### [LISTING]
▼

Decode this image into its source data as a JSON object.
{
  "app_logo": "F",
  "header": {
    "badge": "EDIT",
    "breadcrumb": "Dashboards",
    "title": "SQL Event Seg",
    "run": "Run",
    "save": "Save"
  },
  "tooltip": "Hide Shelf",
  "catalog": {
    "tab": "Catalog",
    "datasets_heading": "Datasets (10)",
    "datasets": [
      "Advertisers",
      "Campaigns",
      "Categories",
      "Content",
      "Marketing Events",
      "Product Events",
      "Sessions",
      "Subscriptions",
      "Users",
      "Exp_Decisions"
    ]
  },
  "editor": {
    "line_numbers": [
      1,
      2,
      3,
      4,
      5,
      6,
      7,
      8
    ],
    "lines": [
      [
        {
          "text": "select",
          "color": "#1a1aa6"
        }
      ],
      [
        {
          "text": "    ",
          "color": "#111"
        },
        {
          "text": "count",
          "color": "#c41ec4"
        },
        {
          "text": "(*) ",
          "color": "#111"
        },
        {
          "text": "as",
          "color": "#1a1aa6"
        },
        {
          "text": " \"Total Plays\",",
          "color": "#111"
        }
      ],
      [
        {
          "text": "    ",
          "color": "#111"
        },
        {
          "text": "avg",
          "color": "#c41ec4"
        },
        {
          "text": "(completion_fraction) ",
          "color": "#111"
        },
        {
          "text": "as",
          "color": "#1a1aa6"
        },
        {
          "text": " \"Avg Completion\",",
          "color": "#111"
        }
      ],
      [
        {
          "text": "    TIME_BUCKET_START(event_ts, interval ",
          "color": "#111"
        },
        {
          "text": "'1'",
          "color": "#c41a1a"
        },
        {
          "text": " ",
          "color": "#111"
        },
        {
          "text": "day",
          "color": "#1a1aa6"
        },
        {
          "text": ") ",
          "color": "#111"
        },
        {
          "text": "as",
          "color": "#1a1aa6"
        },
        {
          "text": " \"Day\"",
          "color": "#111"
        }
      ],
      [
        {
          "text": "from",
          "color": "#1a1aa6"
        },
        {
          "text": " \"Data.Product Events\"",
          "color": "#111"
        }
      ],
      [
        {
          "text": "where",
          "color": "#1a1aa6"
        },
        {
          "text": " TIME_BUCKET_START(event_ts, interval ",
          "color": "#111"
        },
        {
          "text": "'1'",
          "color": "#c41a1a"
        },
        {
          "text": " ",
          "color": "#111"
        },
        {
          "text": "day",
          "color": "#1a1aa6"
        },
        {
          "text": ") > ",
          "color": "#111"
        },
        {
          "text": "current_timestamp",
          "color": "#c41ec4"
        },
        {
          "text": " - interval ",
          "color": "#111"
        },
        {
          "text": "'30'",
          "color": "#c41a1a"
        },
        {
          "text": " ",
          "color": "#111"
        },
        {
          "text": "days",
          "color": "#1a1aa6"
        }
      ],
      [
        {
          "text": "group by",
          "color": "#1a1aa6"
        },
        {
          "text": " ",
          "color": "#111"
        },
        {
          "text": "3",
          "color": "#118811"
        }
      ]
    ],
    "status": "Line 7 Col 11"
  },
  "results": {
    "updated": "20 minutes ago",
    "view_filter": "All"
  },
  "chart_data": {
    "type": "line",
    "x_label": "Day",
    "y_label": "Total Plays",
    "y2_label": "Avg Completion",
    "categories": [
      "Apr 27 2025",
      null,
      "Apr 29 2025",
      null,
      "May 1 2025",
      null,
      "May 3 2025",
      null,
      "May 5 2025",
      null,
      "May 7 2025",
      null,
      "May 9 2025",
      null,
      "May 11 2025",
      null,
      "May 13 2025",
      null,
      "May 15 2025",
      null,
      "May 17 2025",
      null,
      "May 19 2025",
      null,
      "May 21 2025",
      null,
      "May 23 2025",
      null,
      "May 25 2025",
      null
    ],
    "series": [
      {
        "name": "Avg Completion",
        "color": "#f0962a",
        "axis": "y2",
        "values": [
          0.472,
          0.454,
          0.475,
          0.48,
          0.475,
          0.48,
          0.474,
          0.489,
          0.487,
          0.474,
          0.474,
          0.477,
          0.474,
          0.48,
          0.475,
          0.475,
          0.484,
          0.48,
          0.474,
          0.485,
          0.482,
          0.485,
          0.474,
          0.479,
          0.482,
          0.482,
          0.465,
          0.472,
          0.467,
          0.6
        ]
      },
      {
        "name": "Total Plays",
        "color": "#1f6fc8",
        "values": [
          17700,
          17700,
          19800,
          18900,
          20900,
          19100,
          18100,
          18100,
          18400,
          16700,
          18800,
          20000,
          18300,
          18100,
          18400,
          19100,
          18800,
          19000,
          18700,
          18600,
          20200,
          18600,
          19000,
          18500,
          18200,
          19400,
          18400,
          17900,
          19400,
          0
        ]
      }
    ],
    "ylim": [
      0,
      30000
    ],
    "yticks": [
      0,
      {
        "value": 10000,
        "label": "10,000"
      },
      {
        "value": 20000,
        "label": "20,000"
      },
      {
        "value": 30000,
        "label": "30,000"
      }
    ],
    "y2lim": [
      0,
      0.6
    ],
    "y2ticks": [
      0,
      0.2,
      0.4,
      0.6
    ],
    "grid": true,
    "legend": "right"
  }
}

▲

### [STATED GOAL]
From the entries above, copy each line holding "Total".

### [RESULT BELOW]
          "text": " \"Total Plays\",",
    "y_label": "Total Plays",
        "name": "Total Plays",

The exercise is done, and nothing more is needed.